### Problem to work on
Each line containing the word "this" needs to be copied.

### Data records
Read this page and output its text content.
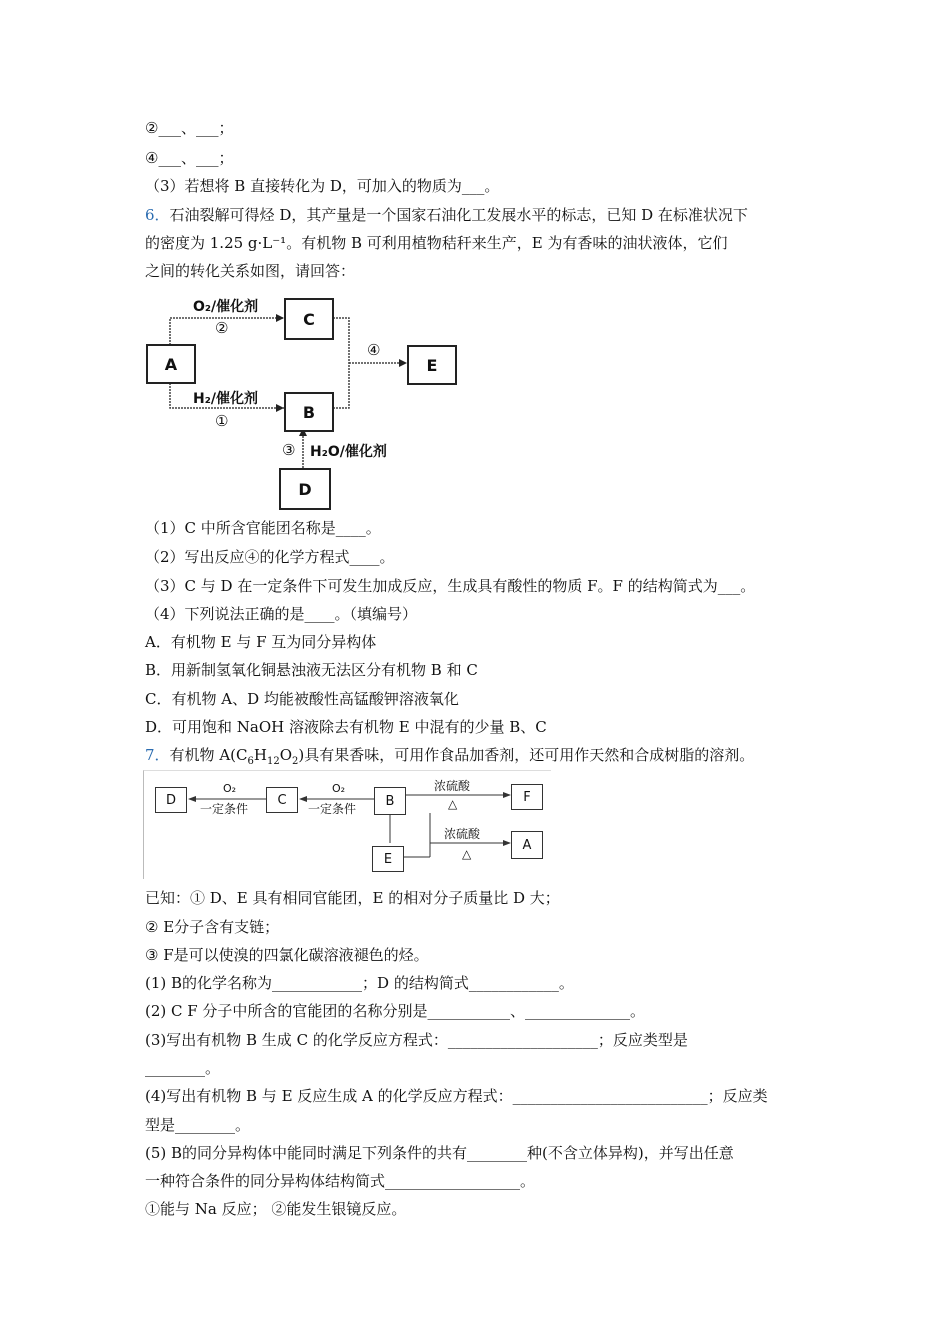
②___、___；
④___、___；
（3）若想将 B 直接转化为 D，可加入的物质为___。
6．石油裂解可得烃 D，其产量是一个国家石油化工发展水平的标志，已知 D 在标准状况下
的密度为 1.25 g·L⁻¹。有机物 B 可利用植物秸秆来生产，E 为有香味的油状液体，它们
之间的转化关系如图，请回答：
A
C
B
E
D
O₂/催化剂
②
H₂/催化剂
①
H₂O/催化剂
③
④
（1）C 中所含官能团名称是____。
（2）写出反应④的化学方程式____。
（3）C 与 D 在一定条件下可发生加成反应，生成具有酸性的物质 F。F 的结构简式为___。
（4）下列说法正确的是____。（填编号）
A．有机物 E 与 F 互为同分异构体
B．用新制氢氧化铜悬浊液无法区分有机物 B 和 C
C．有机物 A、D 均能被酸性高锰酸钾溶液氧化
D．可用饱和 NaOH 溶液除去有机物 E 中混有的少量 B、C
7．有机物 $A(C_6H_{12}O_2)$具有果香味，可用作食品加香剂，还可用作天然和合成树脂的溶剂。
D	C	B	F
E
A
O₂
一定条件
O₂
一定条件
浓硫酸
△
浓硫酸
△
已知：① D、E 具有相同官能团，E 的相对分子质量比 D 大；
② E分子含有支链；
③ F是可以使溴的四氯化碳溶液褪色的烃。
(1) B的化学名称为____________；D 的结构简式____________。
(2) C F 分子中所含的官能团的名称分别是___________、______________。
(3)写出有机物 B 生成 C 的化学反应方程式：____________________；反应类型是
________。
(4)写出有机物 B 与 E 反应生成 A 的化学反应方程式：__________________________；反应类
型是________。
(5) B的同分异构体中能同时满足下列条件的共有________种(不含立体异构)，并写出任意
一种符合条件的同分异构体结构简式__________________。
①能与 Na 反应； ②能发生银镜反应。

---

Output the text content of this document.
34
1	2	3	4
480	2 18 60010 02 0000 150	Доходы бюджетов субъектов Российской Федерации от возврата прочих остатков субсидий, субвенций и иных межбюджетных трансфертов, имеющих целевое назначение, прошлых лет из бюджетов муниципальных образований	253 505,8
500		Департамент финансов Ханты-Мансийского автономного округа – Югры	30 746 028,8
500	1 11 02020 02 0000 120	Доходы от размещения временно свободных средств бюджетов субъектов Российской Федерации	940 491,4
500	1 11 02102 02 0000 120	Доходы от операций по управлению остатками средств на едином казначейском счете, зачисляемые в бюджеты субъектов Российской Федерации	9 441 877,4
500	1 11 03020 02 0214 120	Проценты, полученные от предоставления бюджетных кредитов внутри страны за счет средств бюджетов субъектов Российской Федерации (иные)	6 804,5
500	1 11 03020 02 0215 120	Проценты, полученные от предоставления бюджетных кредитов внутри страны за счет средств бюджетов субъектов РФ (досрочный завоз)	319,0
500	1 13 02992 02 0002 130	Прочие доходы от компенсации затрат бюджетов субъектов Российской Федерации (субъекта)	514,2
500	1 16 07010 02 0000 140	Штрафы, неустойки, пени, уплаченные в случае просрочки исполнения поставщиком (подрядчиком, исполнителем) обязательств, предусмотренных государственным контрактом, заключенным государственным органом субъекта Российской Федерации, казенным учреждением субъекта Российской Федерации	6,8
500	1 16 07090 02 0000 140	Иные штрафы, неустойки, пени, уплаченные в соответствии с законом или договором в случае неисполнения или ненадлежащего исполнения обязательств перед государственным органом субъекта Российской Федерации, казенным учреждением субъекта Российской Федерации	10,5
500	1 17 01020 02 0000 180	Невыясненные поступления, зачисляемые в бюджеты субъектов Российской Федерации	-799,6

...

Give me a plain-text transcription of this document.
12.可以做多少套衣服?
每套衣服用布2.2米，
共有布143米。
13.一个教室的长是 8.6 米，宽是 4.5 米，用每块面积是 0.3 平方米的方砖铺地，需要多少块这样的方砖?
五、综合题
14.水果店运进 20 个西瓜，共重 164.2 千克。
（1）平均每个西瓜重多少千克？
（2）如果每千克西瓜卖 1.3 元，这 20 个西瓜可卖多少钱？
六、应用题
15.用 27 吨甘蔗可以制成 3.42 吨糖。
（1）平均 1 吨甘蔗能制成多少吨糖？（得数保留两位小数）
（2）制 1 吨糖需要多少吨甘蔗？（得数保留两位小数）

### Written answer
Read this page and output its text content.
Output the text content of this document.
Give me a plain-text transcription of this document.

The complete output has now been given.